[TASK GOAL]:
Count how many lines of the data include "Output". The answer is that number and nothing else.
* start *
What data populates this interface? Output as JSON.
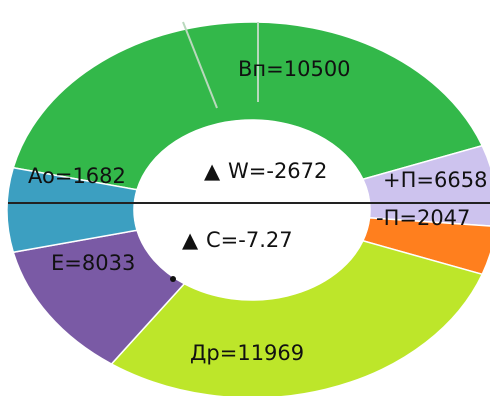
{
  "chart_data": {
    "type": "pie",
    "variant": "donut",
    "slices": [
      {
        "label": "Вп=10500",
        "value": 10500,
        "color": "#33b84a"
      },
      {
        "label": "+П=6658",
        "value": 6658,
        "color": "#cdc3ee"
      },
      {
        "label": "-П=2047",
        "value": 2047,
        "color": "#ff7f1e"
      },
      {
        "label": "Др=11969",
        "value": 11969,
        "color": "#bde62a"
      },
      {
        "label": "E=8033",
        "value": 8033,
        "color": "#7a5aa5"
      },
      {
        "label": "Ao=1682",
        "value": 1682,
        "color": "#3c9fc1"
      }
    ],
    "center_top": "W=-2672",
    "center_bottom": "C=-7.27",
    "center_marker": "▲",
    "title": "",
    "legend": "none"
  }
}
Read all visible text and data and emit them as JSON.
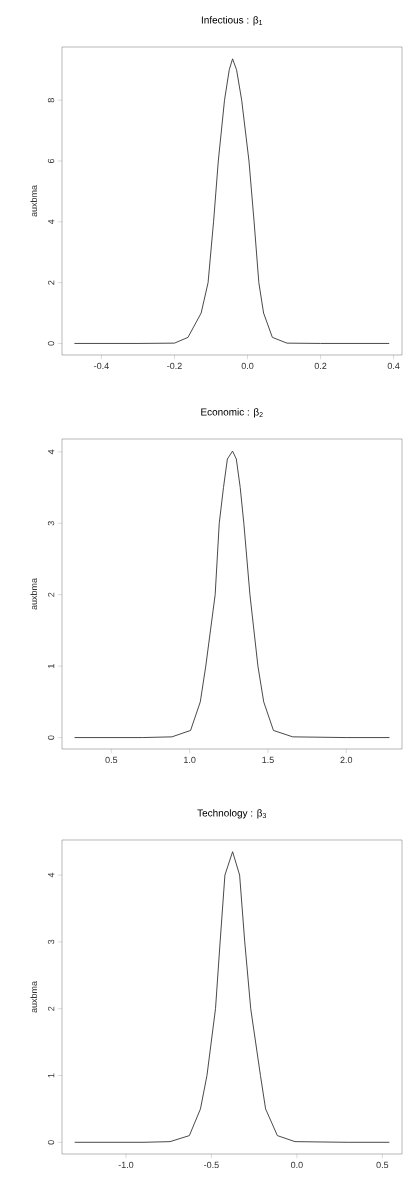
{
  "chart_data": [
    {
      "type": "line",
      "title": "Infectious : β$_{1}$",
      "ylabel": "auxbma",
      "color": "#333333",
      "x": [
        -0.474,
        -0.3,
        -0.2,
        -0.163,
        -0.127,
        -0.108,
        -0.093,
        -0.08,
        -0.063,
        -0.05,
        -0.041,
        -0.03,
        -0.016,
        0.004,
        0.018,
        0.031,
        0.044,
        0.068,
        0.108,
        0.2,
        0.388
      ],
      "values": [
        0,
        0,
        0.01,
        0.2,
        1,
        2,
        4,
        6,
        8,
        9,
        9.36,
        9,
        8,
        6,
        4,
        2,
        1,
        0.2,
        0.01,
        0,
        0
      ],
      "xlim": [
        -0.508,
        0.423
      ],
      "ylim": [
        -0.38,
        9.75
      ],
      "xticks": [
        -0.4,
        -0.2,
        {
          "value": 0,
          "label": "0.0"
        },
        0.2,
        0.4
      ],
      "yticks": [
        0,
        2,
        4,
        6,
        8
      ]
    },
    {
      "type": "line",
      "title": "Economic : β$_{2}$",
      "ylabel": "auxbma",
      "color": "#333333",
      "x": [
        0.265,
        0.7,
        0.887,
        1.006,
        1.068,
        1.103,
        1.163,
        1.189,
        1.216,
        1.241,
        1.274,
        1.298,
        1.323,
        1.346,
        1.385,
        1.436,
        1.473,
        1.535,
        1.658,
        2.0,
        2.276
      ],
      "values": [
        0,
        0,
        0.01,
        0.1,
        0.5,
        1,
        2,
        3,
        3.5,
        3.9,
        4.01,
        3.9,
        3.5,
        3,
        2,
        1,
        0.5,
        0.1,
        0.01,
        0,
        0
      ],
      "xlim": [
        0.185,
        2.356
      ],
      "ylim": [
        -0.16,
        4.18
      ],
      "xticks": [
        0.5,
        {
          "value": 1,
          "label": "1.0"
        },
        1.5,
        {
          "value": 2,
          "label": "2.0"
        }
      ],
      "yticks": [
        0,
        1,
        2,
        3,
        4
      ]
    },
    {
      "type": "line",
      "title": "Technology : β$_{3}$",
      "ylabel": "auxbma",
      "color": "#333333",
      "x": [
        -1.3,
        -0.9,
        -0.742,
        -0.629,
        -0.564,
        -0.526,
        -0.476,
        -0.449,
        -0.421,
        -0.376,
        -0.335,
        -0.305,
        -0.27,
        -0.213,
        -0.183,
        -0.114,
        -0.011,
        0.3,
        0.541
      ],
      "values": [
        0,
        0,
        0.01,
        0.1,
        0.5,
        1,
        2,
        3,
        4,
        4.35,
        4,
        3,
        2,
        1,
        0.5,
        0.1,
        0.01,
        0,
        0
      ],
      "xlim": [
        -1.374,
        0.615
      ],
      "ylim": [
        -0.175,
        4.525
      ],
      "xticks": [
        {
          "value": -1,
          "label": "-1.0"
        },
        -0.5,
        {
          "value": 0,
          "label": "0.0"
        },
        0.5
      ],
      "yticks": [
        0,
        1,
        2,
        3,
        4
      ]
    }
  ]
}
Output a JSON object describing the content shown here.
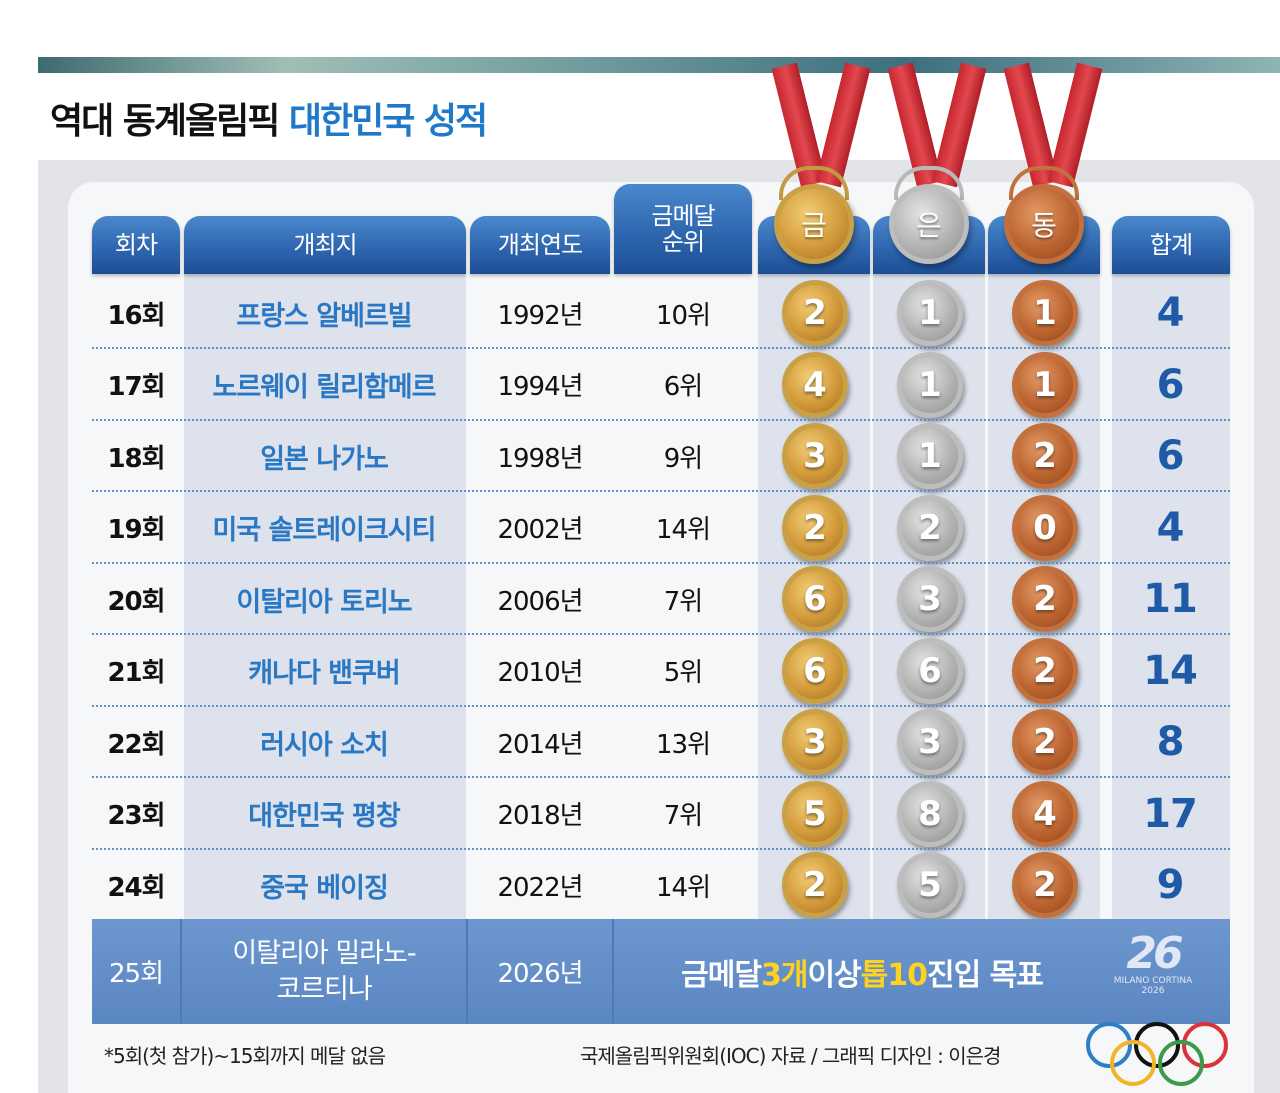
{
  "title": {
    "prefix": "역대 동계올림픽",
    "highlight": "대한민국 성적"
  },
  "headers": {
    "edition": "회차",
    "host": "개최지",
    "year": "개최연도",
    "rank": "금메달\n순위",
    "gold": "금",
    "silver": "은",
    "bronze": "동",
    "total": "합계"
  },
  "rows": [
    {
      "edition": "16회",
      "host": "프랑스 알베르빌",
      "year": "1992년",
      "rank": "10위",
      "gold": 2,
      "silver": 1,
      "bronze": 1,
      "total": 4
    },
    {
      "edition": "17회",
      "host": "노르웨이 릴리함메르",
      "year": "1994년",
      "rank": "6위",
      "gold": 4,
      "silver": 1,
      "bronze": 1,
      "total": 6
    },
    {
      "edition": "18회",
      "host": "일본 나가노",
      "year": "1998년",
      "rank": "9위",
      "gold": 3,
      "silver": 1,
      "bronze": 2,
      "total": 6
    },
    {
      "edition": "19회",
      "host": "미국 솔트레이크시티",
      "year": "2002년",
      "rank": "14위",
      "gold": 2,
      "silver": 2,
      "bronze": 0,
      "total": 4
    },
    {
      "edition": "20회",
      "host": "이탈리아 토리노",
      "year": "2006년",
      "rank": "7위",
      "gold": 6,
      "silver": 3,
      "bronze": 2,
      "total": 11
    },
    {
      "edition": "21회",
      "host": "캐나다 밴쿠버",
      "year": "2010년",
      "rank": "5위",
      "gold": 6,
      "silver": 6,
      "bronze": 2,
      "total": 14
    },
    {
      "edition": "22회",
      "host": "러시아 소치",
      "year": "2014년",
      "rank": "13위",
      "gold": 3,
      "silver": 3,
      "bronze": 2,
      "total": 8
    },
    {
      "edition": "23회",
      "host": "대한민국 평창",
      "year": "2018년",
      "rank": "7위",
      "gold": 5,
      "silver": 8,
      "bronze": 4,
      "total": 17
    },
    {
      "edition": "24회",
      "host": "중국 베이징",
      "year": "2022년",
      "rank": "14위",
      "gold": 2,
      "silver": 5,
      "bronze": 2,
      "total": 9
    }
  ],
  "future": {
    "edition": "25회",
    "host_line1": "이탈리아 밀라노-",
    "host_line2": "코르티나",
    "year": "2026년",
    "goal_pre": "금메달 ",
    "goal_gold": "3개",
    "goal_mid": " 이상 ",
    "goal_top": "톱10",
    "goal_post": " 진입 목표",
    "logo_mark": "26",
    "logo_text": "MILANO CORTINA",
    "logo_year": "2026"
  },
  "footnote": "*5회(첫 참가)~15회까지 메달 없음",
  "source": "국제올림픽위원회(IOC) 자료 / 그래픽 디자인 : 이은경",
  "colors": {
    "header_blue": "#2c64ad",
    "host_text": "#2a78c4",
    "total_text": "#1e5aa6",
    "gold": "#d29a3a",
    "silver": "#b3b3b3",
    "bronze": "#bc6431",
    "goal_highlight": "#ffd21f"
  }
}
* end *
* start *
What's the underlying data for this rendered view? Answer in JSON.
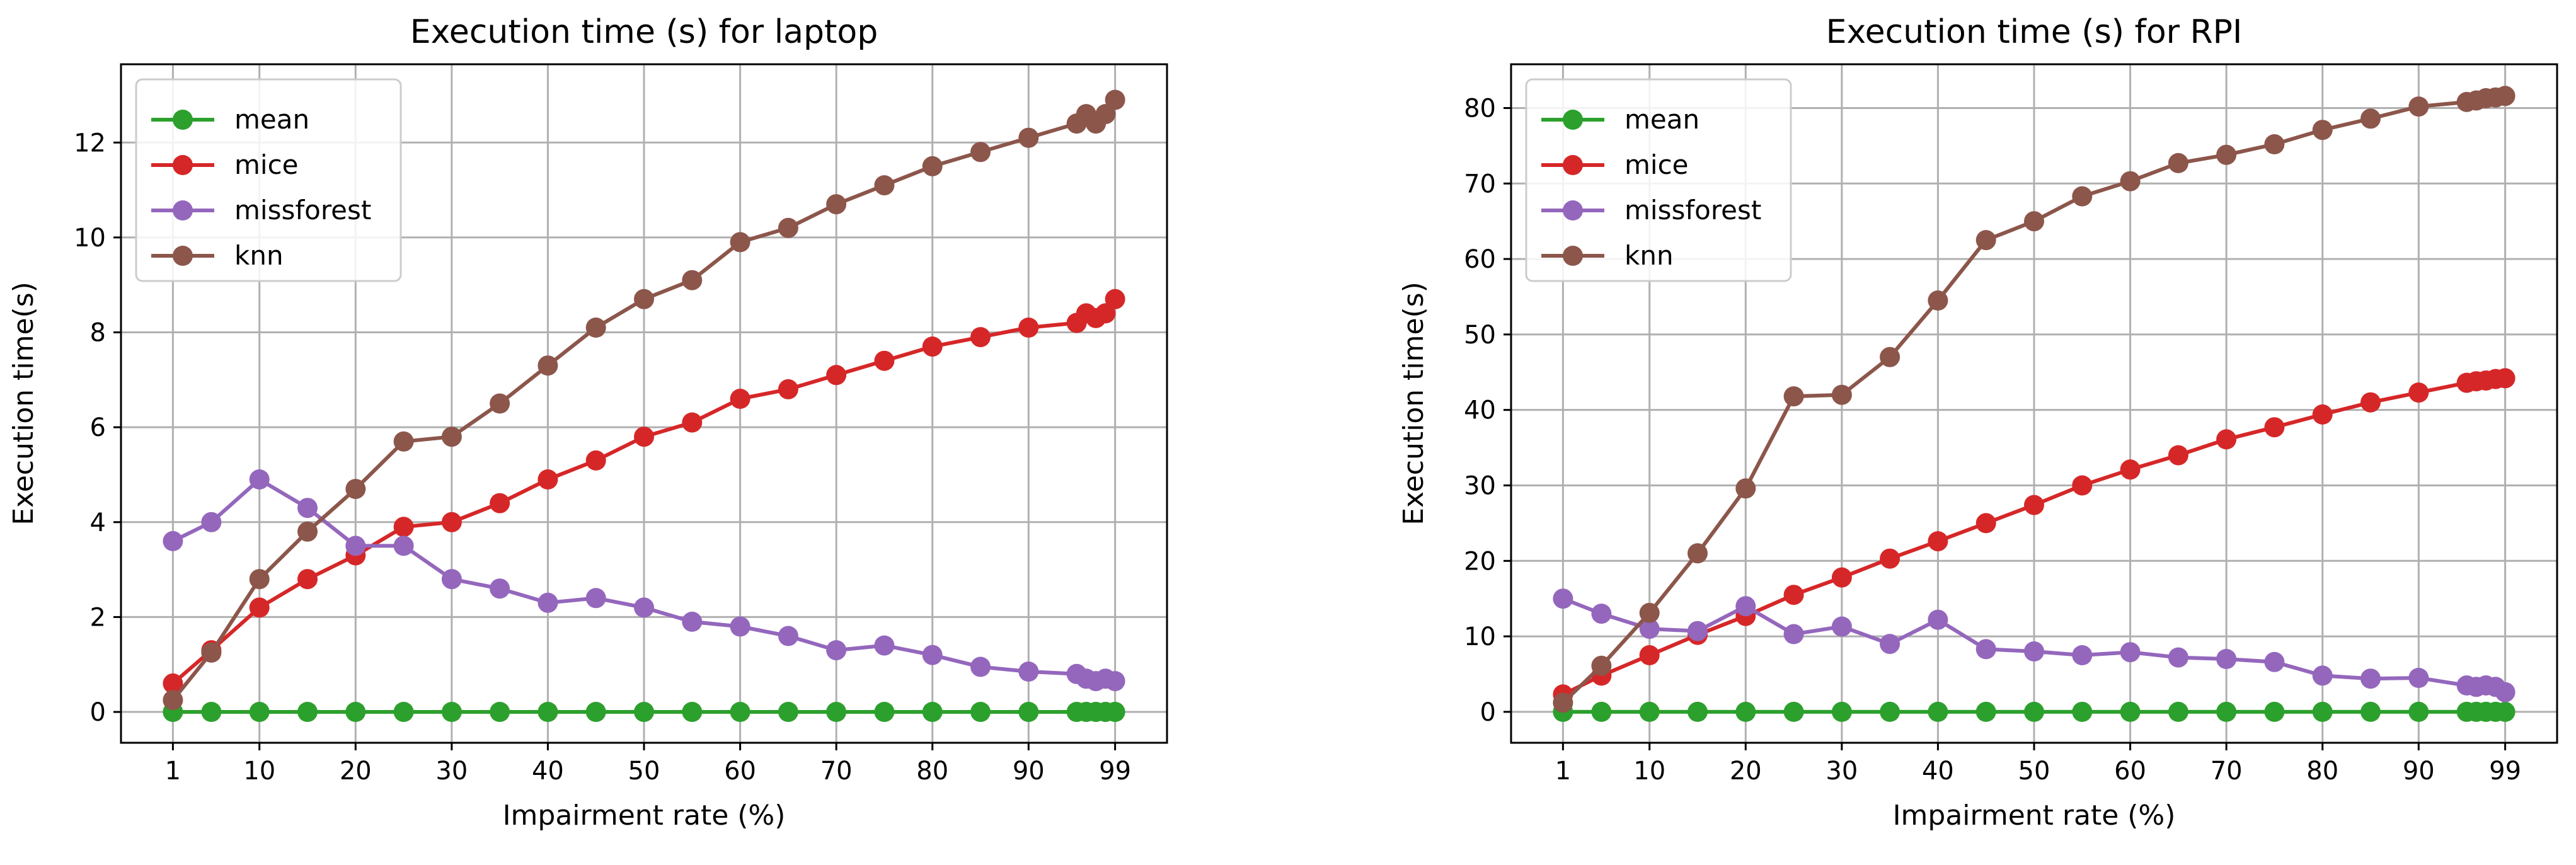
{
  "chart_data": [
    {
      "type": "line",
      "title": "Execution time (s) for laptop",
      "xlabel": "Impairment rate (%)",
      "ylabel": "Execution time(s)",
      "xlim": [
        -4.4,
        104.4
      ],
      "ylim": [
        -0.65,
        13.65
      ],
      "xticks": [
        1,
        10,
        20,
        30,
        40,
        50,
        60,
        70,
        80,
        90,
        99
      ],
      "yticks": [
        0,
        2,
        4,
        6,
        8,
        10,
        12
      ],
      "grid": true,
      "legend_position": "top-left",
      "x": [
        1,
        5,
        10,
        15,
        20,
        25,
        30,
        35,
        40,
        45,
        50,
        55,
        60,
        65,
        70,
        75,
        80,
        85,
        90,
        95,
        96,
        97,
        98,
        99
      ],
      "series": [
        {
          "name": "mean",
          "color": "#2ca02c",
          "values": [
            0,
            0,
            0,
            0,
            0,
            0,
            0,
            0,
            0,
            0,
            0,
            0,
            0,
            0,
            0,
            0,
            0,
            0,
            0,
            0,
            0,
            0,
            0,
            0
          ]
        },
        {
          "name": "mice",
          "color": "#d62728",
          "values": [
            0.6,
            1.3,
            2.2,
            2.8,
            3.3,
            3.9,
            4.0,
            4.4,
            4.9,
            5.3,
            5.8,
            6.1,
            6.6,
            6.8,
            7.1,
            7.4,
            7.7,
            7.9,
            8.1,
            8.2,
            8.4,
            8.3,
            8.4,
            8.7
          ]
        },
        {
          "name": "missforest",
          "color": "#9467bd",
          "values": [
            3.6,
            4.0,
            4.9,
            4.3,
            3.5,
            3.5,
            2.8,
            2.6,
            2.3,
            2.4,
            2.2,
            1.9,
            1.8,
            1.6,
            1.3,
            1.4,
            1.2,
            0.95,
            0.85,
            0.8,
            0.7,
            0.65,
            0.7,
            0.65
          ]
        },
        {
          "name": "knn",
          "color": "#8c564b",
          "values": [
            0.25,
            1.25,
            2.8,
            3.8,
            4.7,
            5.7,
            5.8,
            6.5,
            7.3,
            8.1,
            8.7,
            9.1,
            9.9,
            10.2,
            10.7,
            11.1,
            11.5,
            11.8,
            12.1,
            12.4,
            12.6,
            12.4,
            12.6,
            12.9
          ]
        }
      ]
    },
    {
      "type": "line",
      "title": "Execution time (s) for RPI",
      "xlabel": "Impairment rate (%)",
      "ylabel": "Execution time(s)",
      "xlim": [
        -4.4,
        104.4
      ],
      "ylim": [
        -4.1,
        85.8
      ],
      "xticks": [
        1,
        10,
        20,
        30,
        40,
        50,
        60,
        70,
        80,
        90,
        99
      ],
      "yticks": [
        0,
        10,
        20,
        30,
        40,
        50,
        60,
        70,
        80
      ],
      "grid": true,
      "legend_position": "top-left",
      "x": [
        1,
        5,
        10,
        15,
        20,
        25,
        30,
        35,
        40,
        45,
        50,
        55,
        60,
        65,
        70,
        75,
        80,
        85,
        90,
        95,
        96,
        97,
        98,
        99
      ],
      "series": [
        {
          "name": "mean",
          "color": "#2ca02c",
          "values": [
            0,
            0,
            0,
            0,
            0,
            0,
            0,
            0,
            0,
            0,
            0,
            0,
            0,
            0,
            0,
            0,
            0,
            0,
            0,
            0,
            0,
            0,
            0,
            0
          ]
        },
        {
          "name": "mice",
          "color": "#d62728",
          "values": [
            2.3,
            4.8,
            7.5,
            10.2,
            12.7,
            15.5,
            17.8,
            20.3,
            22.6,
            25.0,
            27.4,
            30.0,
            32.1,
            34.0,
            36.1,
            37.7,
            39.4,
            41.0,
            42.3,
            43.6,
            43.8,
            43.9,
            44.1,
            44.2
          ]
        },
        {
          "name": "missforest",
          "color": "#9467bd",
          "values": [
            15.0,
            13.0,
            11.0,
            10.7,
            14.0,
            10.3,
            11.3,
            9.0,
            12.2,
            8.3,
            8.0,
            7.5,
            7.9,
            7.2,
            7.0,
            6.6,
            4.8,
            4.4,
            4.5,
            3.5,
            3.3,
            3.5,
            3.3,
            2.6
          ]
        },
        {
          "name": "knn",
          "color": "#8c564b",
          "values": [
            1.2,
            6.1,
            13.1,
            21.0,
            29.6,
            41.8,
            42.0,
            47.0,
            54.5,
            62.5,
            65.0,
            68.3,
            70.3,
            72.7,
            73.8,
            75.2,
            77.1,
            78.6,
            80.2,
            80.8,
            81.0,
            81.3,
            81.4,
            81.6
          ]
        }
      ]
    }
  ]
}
* end *
[SOLVED EXERCISE]:
2